**Exercise brief:** Find the lines of data that contain the string "this", then list them.

Stored entries
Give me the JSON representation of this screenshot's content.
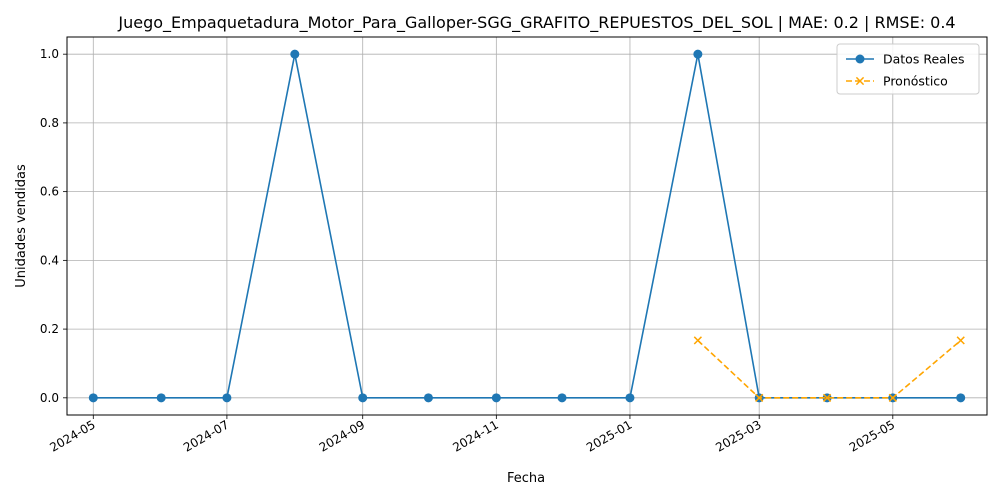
{
  "chart_data": {
    "type": "line",
    "title": "Juego_Empaquetadura_Motor_Para_Galloper-SGG_GRAFITO_REPUESTOS_DEL_SOL | MAE: 0.2 | RMSE: 0.4",
    "xlabel": "Fecha",
    "ylabel": "Unidades vendidas",
    "x_ticks": [
      "2024-05",
      "2024-07",
      "2024-09",
      "2024-11",
      "2025-01",
      "2025-03",
      "2025-05"
    ],
    "y_ticks": [
      "0.0",
      "0.2",
      "0.4",
      "0.6",
      "0.8",
      "1.0"
    ],
    "ylim": [
      -0.05,
      1.05
    ],
    "xlim": [
      "2024-04-19",
      "2025-06-13"
    ],
    "grid": true,
    "legend_position": "top-right",
    "series": [
      {
        "name": "Datos Reales",
        "color": "#1f77b4",
        "style": "solid",
        "marker": "circle",
        "x": [
          "2024-05-01",
          "2024-06-01",
          "2024-07-01",
          "2024-08-01",
          "2024-09-01",
          "2024-10-01",
          "2024-11-01",
          "2024-12-01",
          "2025-01-01",
          "2025-02-01",
          "2025-03-01",
          "2025-04-01",
          "2025-05-01",
          "2025-06-01"
        ],
        "values": [
          0,
          0,
          0,
          1,
          0,
          0,
          0,
          0,
          0,
          1,
          0,
          0,
          0,
          0
        ]
      },
      {
        "name": "Pronóstico",
        "color": "#ffa500",
        "style": "dashed",
        "marker": "x",
        "x": [
          "2025-02-01",
          "2025-03-01",
          "2025-04-01",
          "2025-05-01",
          "2025-06-01"
        ],
        "values": [
          0.167,
          0,
          0,
          0,
          0.167
        ]
      }
    ]
  }
}
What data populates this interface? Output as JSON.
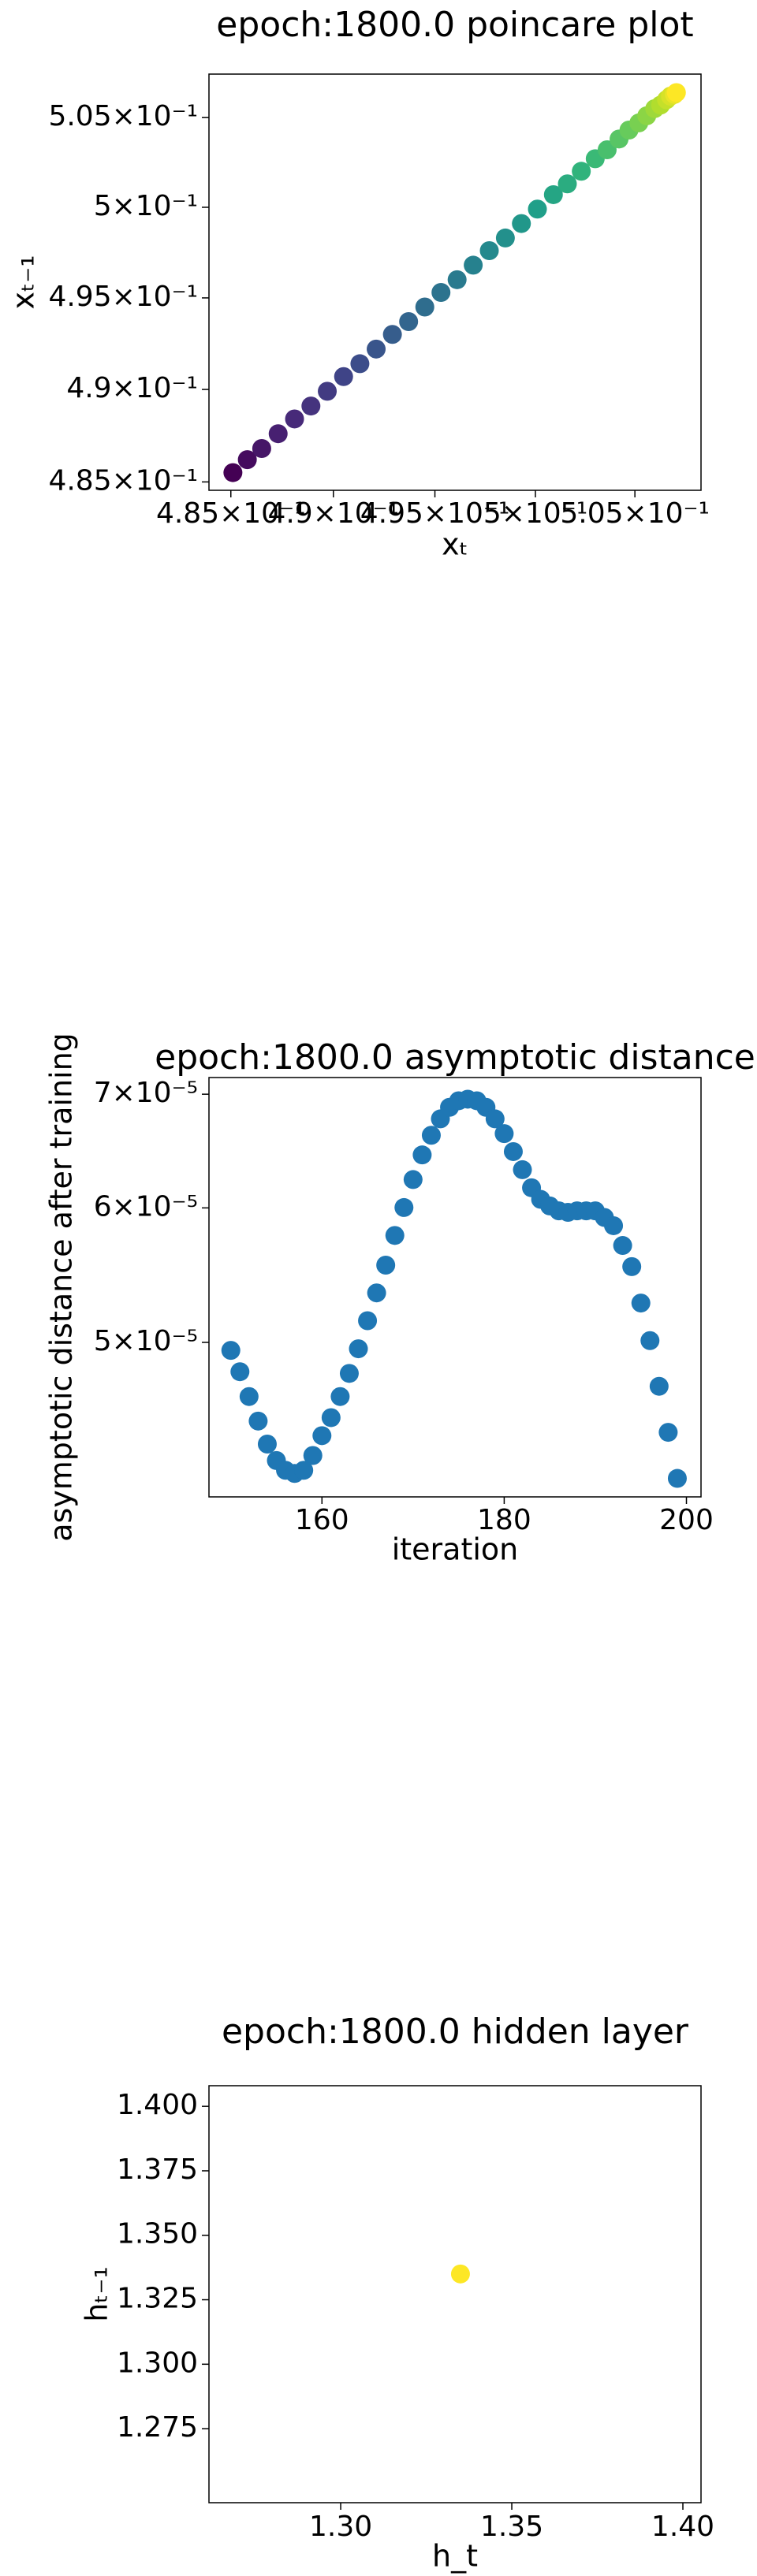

**Answer to the problem:**
Give me the JSON representation of this screenshot's content.
What data populates this interface? Output as JSON.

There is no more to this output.